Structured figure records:

──────

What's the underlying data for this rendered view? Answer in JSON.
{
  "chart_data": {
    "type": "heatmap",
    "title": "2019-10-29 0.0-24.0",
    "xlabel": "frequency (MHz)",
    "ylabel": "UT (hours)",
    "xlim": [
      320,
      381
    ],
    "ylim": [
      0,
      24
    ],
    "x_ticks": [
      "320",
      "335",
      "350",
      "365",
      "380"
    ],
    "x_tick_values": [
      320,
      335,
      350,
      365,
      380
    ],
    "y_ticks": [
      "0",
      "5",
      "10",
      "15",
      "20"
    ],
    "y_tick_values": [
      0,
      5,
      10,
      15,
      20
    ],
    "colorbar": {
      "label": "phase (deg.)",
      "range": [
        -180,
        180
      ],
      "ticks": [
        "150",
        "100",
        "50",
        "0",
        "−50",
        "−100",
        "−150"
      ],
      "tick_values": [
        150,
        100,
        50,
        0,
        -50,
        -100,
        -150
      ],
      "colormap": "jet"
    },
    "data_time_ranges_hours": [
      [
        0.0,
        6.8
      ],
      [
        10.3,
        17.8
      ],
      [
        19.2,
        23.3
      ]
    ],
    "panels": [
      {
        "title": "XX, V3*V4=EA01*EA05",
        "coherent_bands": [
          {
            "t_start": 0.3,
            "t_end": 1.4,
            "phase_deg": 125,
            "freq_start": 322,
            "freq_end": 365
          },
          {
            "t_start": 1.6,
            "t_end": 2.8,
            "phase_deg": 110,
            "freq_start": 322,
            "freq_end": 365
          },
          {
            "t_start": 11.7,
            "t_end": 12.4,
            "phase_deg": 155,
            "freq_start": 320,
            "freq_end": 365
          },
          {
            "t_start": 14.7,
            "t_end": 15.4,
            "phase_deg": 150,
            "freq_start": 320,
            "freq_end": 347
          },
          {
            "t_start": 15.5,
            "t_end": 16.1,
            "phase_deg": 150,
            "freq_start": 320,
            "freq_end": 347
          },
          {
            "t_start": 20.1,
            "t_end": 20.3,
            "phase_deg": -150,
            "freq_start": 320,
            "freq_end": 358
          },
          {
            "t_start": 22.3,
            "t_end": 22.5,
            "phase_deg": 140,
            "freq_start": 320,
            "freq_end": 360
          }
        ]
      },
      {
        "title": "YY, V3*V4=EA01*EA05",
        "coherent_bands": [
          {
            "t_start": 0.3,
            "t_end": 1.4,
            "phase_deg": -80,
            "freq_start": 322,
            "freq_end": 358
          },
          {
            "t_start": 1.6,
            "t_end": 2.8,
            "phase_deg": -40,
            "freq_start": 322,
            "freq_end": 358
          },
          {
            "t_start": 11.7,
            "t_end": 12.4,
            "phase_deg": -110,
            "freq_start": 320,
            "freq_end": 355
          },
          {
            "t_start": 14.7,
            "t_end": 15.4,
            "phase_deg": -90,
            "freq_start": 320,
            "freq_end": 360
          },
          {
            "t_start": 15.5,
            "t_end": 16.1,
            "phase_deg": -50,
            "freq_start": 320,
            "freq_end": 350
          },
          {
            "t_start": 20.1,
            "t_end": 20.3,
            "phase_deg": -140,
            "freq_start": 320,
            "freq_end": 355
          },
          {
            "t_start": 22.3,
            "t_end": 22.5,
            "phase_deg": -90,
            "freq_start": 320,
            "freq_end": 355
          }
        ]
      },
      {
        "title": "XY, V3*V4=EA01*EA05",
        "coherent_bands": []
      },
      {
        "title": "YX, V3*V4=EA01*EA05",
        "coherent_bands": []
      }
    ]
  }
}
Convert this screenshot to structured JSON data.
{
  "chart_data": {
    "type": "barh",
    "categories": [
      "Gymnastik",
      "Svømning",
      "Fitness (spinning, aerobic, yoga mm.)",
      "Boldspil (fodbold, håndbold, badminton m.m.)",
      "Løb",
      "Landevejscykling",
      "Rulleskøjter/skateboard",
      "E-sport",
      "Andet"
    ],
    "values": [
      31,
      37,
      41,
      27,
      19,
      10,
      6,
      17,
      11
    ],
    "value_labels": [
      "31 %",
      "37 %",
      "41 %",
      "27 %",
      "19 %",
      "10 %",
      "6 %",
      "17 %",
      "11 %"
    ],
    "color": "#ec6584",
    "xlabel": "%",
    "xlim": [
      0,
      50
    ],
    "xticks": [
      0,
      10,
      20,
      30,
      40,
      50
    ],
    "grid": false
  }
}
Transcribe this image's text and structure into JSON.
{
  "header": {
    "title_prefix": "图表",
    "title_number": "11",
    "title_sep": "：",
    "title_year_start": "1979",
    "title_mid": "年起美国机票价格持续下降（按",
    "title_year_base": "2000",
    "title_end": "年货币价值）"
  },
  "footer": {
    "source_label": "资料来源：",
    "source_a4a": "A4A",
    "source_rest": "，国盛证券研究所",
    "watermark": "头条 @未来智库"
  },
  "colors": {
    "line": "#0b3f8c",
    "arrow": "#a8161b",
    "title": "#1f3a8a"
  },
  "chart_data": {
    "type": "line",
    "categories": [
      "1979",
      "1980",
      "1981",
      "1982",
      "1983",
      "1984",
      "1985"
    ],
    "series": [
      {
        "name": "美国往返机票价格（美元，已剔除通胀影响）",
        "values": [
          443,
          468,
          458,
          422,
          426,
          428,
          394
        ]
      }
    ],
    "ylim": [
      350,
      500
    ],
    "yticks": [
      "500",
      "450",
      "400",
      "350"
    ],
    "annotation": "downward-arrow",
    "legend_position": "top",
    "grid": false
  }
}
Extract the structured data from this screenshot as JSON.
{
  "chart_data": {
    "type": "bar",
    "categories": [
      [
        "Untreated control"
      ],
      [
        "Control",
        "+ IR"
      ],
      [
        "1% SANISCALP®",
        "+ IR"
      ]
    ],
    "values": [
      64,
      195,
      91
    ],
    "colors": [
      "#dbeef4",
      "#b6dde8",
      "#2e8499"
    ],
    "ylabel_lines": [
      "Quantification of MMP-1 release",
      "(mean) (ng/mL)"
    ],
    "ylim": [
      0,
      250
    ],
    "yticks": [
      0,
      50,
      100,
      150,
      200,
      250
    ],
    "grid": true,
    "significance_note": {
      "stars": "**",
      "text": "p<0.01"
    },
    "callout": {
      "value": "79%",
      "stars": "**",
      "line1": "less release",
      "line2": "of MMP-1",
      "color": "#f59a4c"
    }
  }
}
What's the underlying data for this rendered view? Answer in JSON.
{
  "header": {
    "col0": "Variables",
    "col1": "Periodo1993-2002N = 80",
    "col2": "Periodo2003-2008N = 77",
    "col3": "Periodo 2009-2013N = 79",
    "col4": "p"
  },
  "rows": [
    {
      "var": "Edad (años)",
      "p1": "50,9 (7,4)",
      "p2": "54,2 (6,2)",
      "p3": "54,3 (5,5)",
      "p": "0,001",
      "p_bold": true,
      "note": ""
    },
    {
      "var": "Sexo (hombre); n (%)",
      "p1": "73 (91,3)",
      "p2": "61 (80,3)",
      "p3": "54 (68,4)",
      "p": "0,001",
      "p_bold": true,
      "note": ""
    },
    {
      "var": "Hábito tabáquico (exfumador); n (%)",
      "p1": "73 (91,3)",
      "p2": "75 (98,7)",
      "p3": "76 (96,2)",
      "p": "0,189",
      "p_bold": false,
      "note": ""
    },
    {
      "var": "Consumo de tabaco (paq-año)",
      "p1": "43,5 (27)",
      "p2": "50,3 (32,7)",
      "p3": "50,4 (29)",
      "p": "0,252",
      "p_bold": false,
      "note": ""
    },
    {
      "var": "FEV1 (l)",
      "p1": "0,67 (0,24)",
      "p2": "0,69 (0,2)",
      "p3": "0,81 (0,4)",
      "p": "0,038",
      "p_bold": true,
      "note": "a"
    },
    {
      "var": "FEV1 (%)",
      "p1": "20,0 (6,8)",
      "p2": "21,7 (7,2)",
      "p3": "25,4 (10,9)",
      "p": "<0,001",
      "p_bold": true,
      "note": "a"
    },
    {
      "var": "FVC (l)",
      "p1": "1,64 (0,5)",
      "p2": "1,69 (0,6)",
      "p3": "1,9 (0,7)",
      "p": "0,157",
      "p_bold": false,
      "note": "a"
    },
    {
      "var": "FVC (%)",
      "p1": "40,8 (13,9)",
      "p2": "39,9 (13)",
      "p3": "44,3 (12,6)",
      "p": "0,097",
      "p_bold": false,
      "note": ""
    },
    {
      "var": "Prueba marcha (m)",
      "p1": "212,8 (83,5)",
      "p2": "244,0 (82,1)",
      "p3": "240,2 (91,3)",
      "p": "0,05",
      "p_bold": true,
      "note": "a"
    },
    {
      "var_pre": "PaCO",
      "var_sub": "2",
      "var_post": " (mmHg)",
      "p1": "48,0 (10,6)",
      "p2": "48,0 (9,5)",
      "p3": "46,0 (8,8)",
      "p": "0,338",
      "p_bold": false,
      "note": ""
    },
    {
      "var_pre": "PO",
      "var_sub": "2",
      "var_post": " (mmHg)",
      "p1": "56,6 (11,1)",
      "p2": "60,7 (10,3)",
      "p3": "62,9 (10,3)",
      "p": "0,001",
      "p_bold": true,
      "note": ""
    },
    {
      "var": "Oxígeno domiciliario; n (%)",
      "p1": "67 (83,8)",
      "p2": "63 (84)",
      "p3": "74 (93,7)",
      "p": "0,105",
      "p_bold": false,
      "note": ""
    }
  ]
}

──────

PROBLEM STATEMENT: Pick out the lines containing the string "release".

RESULT:
      "Quantification of MMP-1 release",
      "line1": "less release",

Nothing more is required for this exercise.